Set exercise → Can you give the records below again with every "penalty-item" swapped for "deduction-item", all else unchanged and the pictures left out?

Layout region records:
· · · · · · ·
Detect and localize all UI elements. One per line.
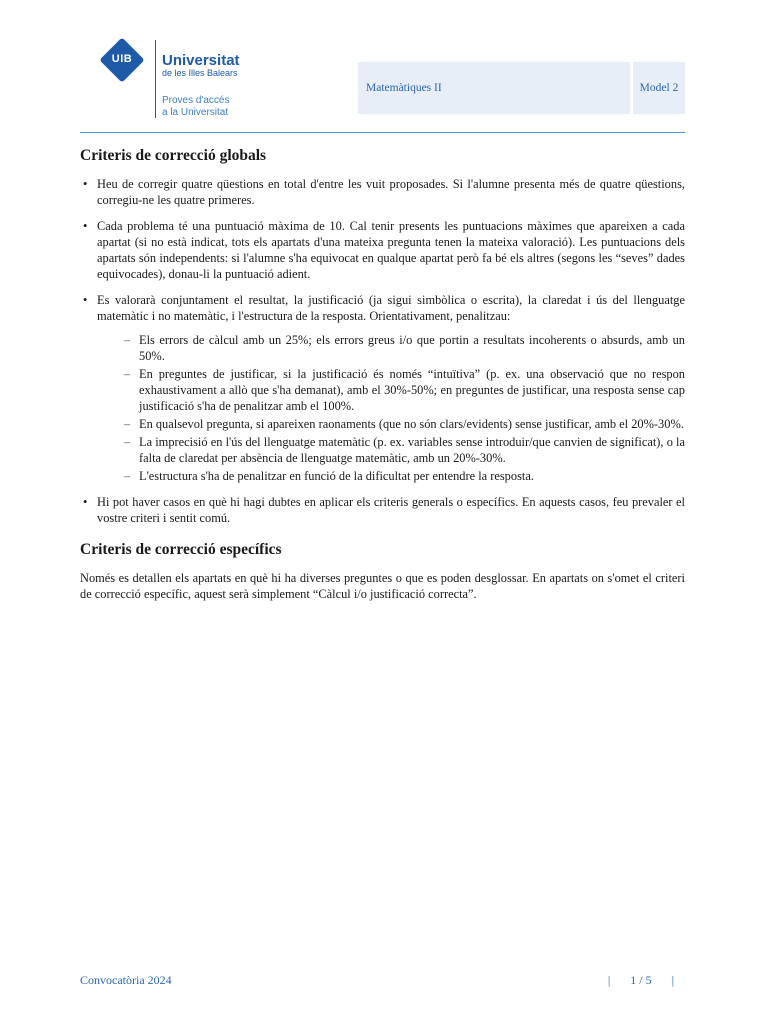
penalty-item: – La imprecisió en l'ús del llenguatge matemàtic (p. ex. variables sense introduir/que canvien de significat), o la falta de claredat per absència de llenguatge matemàtic, amb un 20%-30%. bbox=[97, 434, 685, 466]
penalty-item: – Els errors de càlcul amb un 25%; els errors greus i/o que portin a resultats incoherents o absurds, amb un 50%. bbox=[97, 332, 685, 364]
section-title-global: Criteris de correcció globals bbox=[80, 147, 267, 164]
list-item: • Cada problema té una puntuació màxima de 10. Cal tenir presents les puntuacions màximes que apareixen a cada apartat (si no està indicat, tots els apartats d'una mateixa pregunta tenen la mateixa valoració). Les puntuacions dels apartats són independents: si l'alumne s'ha equivocat en qualque apartat però fa bé els altres (segons les “seves” dades equivocades), donau-li la puntuació adient. bbox=[80, 218, 685, 282]
global-criteria-list bbox=[80, 176, 685, 526]
header-model: Model 2 bbox=[633, 62, 685, 114]
uib-logo bbox=[100, 40, 260, 120]
footer-pagination bbox=[598, 973, 684, 988]
list-item: • Hi pot haver casos en què hi hagi dubtes en aplicar els criteris generals o específics. En aquests casos, feu prevaler el vostre criteri i sentit comú. bbox=[80, 494, 685, 526]
section-title-specific: Criteris de correcció específics bbox=[80, 541, 282, 558]
logo-divider bbox=[155, 40, 156, 118]
penalty-item: – En qualsevol pregunta, si apareixen raonaments (que no són clars/evidents) sense justificar, amb el 20%-30%. bbox=[97, 416, 685, 432]
specific-criteria-text: Només es detallen els apartats en què hi ha diverses preguntes o que es poden desglossar. En apartats on s'omet el criteri de correcció específic, aquest serà simplement “Càlcul i/o justificació correcta”. bbox=[80, 571, 685, 601]
list-item-penalties bbox=[80, 292, 685, 484]
penalty-item: – En preguntes de justificar, si la justificació és només “intuïtiva” (p. ex. una observació que no respon exhaustivament a allò que s'ha demanat), amb el 30%-50%; en preguntes de justificar, una resposta sense cap justificació s'ha de penalitzar amb el 100%. bbox=[97, 366, 685, 414]
logo-tagline-2: a la Universitat bbox=[162, 107, 229, 118]
header-subject: Matemàtiques II bbox=[358, 62, 630, 114]
penalty-item: – L'estructura s'ha de penalitzar en funció de la dificultat per entendre la resposta. bbox=[97, 468, 685, 484]
list-item-text: Es valorarà conjuntament el resultat, la justificació (ja sigui simbòlica o escrita), la claredat i ús del llenguatge matemàtic i no matemàtic, i l'estructura de la resposta. Orientativament, penalitzau: bbox=[97, 293, 685, 323]
penalty-list bbox=[97, 332, 685, 484]
page-number: 1 / 5 bbox=[630, 973, 652, 987]
header-rule bbox=[80, 132, 685, 133]
logo-subname: de les Illes Balears bbox=[162, 68, 238, 78]
footer-convocatoria: Convocatòria 2024 bbox=[80, 973, 172, 987]
logo-tagline-1: Proves d'accés bbox=[162, 95, 230, 106]
logo-mark: UIB bbox=[111, 53, 133, 65]
page-content bbox=[80, 146, 685, 602]
list-item: • Heu de corregir quatre qüestions en total d'entre les vuit proposades. Si l'alumne presenta més de quatre qüestions, corregiu-ne les quatre primeres. bbox=[80, 176, 685, 208]
footer-separator: | bbox=[607, 973, 611, 987]
footer-separator: | bbox=[671, 973, 674, 987]
logo-name: Universitat bbox=[162, 52, 240, 69]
· · · · · · ·
Solution →
Detect and localize all UI elements. One per line.
deduction-item: – La imprecisió en l'ús del llenguatge matemàtic (p. ex. variables sense introduir/que canvien de significat), o la falta de claredat per absència de llenguatge matemàtic, amb un 20%-30%. bbox=[97, 434, 685, 466]
deduction-item: – Els errors de càlcul amb un 25%; els errors greus i/o que portin a resultats incoherents o absurds, amb un 50%. bbox=[97, 332, 685, 364]
section-title-global: Criteris de correcció globals bbox=[80, 147, 267, 164]
list-item: • Cada problema té una puntuació màxima de 10. Cal tenir presents les puntuacions màximes que apareixen a cada apartat (si no està indicat, tots els apartats d'una mateixa pregunta tenen la mateixa valoració). Les puntuacions dels apartats són independents: si l'alumne s'ha equivocat en qualque apartat però fa bé els altres (segons les “seves” dades equivocades), donau-li la puntuació adient. bbox=[80, 218, 685, 282]
global-criteria-list bbox=[80, 176, 685, 526]
header-model: Model 2 bbox=[633, 62, 685, 114]
uib-logo bbox=[100, 40, 260, 120]
footer-pagination bbox=[598, 973, 684, 988]
list-item: • Hi pot haver casos en què hi hagi dubtes en aplicar els criteris generals o específics. En aquests casos, feu prevaler el vostre criteri i sentit comú. bbox=[80, 494, 685, 526]
section-title-specific: Criteris de correcció específics bbox=[80, 541, 282, 558]
logo-divider bbox=[155, 40, 156, 118]
deduction-item: – En qualsevol pregunta, si apareixen raonaments (que no són clars/evidents) sense justificar, amb el 20%-30%. bbox=[97, 416, 685, 432]
specific-criteria-text: Només es detallen els apartats en què hi ha diverses preguntes o que es poden desglossar. En apartats on s'omet el criteri de correcció específic, aquest serà simplement “Càlcul i/o justificació correcta”. bbox=[80, 571, 685, 601]
list-item-penalties bbox=[80, 292, 685, 484]
deduction-item: – En preguntes de justificar, si la justificació és només “intuïtiva” (p. ex. una observació que no respon exhaustivament a allò que s'ha demanat), amb el 30%-50%; en preguntes de justificar, una resposta sense cap justificació s'ha de penalitzar amb el 100%. bbox=[97, 366, 685, 414]
logo-tagline-2: a la Universitat bbox=[162, 107, 229, 118]
header-subject: Matemàtiques II bbox=[358, 62, 630, 114]
deduction-item: – L'estructura s'ha de penalitzar en funció de la dificultat per entendre la resposta. bbox=[97, 468, 685, 484]
list-item-text: Es valorarà conjuntament el resultat, la justificació (ja sigui simbòlica o escrita), la claredat i ús del llenguatge matemàtic i no matemàtic, i l'estructura de la resposta. Orientativament, penalitzau: bbox=[97, 293, 685, 323]
penalty-list bbox=[97, 332, 685, 484]
page-number: 1 / 5 bbox=[630, 973, 652, 987]
header-rule bbox=[80, 132, 685, 133]
logo-subname: de les Illes Balears bbox=[162, 68, 238, 78]
footer-convocatoria: Convocatòria 2024 bbox=[80, 973, 172, 987]
logo-tagline-1: Proves d'accés bbox=[162, 95, 230, 106]
logo-mark: UIB bbox=[111, 53, 133, 65]
page-content bbox=[80, 146, 685, 602]
list-item: • Heu de corregir quatre qüestions en total d'entre les vuit proposades. Si l'alumne presenta més de quatre qüestions, corregiu-ne les quatre primeres. bbox=[80, 176, 685, 208]
footer-separator: | bbox=[607, 973, 611, 987]
footer-separator: | bbox=[671, 973, 674, 987]
logo-name: Universitat bbox=[162, 52, 240, 69]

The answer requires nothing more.